→ **MATERIAL FOR THE TASK**:

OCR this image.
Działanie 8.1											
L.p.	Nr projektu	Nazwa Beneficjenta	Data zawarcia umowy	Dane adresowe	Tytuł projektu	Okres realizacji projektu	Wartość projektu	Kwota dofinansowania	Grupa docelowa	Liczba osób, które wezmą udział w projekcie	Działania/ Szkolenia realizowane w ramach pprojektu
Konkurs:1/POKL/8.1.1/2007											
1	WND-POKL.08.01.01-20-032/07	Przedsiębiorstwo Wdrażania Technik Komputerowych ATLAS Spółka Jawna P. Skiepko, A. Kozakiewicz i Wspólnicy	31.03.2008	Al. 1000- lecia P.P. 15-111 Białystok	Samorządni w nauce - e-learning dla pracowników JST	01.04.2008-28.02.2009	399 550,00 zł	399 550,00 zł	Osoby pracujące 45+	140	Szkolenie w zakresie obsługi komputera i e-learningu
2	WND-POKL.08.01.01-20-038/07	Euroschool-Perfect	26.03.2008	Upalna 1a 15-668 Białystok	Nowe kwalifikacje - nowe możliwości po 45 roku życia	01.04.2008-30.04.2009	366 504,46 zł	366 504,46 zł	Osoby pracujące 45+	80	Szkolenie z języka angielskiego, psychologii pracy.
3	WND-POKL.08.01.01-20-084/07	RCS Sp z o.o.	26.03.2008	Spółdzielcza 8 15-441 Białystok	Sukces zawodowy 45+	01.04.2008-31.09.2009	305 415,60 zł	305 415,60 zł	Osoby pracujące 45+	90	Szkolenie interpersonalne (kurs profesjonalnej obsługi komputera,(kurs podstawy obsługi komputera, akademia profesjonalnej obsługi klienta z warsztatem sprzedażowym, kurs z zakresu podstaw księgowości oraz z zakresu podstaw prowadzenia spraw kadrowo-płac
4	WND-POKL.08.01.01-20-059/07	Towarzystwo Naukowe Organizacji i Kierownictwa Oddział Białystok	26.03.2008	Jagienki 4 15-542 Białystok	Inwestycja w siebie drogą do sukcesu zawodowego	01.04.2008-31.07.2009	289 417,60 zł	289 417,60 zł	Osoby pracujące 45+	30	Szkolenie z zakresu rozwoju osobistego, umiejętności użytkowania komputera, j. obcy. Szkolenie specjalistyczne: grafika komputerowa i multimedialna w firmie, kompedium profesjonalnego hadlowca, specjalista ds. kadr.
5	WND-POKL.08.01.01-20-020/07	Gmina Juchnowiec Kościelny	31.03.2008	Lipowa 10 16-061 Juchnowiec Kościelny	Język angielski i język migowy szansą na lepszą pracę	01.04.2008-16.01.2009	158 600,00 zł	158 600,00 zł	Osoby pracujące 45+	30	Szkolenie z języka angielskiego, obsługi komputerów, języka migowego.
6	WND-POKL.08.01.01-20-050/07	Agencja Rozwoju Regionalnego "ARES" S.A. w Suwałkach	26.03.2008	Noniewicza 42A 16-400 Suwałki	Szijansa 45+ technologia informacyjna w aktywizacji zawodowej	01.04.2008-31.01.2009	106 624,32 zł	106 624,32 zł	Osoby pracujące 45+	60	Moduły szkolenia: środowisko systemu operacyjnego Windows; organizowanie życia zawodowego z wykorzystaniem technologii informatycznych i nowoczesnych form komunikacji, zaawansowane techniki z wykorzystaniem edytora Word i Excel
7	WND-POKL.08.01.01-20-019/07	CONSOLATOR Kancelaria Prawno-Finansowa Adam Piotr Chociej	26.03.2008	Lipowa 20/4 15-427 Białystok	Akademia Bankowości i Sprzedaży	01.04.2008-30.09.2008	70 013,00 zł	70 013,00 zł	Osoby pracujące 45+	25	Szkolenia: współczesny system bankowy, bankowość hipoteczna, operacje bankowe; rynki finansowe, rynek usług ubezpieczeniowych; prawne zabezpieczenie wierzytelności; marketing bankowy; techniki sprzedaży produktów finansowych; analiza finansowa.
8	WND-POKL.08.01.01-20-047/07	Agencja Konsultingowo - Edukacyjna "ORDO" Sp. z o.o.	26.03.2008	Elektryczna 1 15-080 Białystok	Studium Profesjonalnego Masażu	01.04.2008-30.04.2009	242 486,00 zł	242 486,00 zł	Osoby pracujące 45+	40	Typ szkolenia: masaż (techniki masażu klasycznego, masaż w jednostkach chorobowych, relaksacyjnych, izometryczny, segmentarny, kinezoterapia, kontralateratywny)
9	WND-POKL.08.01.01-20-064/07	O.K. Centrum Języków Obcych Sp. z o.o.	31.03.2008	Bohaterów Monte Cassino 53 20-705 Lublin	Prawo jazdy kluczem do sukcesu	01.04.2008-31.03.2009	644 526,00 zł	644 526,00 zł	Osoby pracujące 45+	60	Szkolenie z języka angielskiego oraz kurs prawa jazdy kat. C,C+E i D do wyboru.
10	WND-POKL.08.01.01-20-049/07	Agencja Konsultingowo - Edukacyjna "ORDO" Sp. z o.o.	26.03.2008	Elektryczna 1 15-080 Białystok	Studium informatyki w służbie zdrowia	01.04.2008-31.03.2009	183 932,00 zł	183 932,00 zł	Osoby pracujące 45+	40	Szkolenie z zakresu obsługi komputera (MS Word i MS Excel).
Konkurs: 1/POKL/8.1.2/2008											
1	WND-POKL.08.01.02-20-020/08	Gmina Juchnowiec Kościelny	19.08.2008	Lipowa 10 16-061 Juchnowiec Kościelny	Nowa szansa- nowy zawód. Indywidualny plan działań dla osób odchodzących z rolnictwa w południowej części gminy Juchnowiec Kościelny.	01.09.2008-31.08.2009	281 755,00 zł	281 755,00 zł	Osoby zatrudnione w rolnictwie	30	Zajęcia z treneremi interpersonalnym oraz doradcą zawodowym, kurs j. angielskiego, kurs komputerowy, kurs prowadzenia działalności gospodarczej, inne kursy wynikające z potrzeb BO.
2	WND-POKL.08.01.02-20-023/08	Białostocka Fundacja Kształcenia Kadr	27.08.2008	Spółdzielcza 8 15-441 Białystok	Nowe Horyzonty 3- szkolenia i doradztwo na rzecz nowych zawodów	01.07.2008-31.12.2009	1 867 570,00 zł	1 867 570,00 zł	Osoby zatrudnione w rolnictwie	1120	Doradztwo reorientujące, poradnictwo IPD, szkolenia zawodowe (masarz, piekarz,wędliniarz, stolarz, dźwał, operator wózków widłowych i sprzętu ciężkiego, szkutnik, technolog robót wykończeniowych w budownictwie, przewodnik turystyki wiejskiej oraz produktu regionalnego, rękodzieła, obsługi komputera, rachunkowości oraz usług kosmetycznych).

→ **EXERCISE DIRECTIONS**:
Your answer should be a single number: the count of lines in these records that hold the string "ORDO".

→ **EXERCISE RESULT**:
2